◆ THE EXERCISE
Select, from the material below, each line with "Precipitation" in it.

(Extracted records)
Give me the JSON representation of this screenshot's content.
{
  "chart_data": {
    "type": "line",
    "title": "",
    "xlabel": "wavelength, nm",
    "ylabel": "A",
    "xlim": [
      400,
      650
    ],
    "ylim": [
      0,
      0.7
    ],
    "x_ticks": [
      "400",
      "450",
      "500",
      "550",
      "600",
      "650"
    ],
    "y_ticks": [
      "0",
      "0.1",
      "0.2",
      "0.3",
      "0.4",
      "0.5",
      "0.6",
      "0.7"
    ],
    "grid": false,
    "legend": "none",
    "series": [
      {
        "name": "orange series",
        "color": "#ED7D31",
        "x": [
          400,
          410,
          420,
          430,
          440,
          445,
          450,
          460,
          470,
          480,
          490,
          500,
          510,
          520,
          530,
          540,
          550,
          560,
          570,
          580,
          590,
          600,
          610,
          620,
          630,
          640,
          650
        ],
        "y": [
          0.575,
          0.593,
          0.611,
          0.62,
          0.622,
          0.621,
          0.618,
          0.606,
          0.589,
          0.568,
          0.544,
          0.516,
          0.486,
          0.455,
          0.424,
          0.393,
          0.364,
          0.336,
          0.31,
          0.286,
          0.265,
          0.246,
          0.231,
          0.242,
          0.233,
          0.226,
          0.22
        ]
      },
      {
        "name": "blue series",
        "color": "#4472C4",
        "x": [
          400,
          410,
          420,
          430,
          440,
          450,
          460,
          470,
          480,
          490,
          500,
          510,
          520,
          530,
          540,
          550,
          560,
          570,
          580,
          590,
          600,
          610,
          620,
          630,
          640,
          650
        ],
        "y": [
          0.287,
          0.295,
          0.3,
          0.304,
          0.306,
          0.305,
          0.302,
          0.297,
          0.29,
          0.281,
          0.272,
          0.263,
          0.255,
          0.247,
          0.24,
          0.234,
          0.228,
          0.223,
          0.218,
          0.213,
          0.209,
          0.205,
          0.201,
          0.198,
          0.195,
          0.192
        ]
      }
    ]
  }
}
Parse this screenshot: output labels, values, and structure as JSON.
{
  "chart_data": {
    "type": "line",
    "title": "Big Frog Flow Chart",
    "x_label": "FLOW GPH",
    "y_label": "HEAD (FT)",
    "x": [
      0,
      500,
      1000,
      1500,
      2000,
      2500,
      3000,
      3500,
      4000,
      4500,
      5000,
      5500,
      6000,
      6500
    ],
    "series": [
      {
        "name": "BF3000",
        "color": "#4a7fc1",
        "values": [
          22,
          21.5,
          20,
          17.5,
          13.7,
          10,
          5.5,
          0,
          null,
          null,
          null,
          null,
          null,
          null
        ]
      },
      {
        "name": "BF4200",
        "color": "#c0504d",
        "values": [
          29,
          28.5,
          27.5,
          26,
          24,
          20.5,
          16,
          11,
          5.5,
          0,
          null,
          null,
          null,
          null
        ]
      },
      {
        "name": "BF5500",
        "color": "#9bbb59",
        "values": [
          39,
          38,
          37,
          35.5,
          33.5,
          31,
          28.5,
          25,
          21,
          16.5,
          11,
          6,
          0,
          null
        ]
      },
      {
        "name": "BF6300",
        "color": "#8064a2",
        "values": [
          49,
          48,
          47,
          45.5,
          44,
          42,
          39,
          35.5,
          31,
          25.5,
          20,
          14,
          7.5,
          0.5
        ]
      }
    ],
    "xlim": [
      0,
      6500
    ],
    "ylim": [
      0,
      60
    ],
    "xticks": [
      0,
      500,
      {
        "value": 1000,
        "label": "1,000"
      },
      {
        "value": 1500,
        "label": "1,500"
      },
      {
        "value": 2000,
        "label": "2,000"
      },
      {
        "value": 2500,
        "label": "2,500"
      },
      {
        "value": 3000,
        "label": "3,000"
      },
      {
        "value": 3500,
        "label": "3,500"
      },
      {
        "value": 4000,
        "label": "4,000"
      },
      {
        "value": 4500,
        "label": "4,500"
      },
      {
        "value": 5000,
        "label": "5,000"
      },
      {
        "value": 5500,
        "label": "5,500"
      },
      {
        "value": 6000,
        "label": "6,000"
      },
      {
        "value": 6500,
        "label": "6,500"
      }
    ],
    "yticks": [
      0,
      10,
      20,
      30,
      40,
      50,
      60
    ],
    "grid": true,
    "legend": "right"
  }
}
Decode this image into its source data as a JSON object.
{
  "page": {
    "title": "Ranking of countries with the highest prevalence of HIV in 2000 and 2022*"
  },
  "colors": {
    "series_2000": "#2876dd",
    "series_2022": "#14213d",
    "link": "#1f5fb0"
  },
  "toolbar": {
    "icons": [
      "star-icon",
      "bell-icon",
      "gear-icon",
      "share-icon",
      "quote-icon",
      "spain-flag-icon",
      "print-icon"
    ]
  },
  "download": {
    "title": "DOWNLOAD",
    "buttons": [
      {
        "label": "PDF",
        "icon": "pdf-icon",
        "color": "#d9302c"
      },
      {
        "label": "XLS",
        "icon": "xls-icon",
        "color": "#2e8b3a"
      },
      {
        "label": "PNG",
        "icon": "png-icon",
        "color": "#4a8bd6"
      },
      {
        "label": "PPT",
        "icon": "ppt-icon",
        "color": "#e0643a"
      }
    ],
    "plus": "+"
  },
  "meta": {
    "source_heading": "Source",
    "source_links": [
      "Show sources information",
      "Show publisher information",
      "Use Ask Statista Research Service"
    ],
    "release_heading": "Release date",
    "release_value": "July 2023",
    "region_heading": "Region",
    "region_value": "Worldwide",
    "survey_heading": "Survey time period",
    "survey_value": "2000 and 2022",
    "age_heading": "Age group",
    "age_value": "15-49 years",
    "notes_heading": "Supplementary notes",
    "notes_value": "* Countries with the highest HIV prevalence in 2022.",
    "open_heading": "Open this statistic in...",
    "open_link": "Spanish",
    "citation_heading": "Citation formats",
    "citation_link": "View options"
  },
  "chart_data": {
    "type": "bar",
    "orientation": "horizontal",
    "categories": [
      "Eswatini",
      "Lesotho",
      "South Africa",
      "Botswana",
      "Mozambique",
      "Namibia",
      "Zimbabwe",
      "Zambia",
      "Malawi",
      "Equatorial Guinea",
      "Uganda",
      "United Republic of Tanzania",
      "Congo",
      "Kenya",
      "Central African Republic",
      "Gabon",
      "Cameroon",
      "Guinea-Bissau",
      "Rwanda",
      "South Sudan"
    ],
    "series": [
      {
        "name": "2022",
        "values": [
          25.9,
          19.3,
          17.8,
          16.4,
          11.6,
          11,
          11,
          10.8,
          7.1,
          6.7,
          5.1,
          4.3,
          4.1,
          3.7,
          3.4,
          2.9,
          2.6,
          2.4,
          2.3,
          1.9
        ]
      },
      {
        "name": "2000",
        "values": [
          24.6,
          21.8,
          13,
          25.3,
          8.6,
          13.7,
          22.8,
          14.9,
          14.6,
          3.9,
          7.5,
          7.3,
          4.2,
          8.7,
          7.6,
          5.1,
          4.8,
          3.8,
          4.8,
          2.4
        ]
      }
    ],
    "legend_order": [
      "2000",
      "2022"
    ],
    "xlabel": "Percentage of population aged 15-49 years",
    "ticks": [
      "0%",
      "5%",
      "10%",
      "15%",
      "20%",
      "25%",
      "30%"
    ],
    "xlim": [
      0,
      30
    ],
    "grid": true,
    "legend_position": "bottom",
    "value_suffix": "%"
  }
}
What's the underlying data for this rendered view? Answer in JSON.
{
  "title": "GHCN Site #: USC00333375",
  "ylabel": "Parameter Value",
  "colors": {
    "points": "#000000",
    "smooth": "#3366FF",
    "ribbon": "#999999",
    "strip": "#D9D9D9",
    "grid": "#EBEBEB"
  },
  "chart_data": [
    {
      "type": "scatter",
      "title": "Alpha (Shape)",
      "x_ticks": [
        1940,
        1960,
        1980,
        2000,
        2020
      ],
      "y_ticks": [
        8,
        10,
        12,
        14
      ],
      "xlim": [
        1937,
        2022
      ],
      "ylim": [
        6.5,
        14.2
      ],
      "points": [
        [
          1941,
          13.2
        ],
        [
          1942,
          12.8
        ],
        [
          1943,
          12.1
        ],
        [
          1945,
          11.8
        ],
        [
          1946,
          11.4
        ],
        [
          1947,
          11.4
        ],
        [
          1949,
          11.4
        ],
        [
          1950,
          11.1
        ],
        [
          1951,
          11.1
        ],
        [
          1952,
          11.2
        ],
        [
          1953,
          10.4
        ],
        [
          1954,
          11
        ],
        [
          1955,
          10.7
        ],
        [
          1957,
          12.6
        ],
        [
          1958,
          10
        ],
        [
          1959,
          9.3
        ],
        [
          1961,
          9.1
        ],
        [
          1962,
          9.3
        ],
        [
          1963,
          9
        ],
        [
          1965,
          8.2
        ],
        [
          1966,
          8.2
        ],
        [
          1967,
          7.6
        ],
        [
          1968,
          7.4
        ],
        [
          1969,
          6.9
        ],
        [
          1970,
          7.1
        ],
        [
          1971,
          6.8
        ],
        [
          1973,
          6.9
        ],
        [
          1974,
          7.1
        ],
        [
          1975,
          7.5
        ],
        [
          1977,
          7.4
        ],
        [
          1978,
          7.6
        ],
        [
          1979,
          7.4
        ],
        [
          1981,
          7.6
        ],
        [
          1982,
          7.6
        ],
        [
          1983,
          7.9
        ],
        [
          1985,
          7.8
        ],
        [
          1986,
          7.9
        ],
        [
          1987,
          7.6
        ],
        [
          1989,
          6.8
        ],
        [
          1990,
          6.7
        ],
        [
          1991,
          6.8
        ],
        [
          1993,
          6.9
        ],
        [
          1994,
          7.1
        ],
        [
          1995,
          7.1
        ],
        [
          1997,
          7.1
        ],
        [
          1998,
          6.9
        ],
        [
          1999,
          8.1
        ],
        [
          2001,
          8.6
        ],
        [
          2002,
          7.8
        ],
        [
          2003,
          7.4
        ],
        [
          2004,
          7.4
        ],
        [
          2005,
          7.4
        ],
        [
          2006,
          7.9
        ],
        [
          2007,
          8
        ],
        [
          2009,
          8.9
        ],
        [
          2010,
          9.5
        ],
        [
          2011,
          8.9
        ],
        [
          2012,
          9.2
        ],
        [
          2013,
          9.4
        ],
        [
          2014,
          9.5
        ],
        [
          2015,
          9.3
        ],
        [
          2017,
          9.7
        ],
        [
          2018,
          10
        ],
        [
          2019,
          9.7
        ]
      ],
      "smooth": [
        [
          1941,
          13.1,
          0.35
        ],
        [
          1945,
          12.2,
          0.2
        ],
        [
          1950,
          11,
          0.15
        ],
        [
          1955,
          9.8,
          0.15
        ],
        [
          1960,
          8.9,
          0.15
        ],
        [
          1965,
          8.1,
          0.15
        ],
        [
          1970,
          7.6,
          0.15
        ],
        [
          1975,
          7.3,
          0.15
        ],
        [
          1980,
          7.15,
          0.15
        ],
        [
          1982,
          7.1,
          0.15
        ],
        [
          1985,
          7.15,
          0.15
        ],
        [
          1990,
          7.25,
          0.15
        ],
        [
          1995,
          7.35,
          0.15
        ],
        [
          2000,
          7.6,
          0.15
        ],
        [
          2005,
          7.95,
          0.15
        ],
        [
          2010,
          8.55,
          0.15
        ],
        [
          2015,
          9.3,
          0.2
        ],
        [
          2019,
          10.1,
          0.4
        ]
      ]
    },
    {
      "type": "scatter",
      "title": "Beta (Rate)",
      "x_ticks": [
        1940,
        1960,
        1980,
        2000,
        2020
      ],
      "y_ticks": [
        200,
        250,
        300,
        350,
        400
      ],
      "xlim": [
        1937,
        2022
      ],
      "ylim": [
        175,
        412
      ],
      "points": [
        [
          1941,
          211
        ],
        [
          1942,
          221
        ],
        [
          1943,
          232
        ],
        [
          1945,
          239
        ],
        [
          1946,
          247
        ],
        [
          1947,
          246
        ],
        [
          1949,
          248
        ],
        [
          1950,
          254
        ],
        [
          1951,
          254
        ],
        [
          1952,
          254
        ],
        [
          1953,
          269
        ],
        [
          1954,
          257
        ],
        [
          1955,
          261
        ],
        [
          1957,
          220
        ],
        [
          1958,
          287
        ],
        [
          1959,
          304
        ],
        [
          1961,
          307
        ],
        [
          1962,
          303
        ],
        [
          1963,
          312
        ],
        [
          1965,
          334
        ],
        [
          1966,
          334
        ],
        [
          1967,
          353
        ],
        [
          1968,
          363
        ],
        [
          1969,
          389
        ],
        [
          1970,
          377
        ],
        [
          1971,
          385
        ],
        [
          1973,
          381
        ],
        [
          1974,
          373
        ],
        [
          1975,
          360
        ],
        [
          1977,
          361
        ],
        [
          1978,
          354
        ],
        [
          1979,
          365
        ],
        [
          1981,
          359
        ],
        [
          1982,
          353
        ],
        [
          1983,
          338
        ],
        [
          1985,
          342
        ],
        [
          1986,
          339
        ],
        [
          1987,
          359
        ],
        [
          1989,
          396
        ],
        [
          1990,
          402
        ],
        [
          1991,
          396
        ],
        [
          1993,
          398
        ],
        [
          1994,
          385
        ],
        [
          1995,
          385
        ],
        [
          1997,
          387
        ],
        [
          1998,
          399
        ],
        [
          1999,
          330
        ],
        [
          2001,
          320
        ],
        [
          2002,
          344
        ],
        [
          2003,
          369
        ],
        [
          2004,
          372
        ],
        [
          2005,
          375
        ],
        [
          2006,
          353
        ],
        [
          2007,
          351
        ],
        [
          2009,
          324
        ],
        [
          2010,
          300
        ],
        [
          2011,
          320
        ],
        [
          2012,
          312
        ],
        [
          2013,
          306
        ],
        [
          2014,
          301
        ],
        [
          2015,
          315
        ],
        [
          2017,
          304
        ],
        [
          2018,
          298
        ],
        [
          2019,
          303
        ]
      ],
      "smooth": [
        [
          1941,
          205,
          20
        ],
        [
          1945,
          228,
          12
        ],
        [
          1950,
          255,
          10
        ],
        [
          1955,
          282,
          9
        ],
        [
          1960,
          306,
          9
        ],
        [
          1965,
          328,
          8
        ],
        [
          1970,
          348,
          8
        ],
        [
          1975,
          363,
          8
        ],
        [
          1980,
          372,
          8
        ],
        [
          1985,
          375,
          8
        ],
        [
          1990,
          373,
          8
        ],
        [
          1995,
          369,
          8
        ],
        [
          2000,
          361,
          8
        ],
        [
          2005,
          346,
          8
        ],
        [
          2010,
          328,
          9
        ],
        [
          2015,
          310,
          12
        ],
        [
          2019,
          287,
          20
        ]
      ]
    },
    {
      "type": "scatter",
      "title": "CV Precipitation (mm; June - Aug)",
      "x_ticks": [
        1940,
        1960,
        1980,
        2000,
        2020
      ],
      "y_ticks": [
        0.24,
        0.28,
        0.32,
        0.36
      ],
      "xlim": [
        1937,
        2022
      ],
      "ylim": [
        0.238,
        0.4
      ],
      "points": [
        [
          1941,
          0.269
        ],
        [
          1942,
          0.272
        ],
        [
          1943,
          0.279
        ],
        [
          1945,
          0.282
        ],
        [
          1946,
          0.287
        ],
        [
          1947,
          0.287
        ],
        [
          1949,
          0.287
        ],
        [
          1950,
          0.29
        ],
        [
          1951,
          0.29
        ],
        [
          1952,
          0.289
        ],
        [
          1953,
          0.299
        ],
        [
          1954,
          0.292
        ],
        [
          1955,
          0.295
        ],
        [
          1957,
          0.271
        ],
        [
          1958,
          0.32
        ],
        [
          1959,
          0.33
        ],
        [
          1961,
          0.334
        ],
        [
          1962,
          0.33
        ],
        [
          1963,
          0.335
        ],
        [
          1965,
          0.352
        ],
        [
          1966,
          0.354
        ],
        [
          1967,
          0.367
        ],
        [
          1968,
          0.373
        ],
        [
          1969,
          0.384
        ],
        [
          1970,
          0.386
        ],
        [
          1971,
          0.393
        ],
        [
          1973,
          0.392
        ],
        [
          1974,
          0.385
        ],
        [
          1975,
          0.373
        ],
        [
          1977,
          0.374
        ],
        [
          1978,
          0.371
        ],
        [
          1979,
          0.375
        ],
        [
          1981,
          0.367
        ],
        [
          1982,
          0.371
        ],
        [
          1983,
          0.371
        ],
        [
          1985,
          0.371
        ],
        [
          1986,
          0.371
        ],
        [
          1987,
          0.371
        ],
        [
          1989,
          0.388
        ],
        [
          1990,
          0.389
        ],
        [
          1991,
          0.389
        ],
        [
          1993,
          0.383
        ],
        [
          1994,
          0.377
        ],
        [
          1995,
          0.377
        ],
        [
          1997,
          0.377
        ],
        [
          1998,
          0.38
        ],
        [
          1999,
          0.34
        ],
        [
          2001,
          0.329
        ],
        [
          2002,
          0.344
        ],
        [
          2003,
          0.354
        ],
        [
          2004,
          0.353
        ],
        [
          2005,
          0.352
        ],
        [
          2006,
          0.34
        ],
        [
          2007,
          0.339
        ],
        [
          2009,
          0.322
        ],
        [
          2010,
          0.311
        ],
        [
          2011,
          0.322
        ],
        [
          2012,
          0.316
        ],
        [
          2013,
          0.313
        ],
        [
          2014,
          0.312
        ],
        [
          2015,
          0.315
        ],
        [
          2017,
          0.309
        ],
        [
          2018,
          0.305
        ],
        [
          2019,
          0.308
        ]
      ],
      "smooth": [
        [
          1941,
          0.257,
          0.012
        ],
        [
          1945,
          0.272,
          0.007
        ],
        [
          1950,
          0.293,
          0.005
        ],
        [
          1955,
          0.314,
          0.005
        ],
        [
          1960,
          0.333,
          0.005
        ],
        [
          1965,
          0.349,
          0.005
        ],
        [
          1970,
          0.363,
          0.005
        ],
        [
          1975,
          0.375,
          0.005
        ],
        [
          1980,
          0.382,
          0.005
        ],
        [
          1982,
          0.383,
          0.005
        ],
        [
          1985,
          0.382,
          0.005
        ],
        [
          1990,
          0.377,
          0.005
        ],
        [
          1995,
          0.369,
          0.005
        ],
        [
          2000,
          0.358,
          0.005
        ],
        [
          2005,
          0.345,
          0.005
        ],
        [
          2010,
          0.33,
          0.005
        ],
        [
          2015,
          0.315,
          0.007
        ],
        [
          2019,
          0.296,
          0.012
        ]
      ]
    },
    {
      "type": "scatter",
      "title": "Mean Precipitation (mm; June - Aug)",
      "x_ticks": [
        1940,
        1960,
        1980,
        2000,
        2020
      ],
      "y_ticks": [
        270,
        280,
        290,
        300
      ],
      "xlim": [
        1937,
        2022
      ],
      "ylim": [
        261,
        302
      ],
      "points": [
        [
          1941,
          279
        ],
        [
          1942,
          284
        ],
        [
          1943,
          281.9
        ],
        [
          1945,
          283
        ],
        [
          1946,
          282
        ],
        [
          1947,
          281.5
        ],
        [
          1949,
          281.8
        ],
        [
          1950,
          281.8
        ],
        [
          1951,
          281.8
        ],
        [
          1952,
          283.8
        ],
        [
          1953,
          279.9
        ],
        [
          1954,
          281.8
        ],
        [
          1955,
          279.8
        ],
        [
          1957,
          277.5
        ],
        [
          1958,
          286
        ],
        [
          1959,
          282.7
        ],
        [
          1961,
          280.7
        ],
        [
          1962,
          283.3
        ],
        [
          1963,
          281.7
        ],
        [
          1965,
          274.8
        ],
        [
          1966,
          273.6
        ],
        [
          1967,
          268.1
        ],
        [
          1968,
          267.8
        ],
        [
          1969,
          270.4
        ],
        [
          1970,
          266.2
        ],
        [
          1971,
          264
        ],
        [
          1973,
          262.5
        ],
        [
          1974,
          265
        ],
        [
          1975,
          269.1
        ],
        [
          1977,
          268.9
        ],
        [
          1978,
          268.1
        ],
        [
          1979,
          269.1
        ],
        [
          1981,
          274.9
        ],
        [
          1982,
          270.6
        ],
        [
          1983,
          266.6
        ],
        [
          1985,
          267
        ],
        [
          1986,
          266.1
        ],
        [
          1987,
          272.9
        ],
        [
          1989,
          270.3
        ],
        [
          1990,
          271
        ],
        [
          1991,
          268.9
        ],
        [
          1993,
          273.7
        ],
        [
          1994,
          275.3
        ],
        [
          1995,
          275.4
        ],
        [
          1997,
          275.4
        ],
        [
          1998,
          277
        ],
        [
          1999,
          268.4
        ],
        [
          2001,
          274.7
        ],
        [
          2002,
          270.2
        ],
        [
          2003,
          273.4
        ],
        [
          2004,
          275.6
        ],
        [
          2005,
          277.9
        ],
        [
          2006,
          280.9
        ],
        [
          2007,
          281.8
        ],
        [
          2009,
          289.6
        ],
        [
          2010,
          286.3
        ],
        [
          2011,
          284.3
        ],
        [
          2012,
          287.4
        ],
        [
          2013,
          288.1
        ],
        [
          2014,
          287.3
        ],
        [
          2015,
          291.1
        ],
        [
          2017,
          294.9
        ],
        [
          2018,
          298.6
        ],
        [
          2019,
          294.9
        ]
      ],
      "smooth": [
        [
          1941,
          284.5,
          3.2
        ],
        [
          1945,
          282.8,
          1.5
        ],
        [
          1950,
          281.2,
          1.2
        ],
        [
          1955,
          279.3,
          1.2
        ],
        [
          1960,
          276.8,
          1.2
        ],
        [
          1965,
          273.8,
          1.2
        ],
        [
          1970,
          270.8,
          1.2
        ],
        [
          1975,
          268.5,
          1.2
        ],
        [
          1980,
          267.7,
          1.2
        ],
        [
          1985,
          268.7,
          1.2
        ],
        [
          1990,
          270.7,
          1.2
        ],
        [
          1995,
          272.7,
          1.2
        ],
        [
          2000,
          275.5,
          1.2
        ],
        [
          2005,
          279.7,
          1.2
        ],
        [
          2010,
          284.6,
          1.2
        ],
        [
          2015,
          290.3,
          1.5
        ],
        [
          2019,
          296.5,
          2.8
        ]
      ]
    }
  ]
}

◆ WORKED SOLUTION
      "title": "CV Precipitation (mm; June - Aug)",
      "title": "Mean Precipitation (mm; June - Aug)",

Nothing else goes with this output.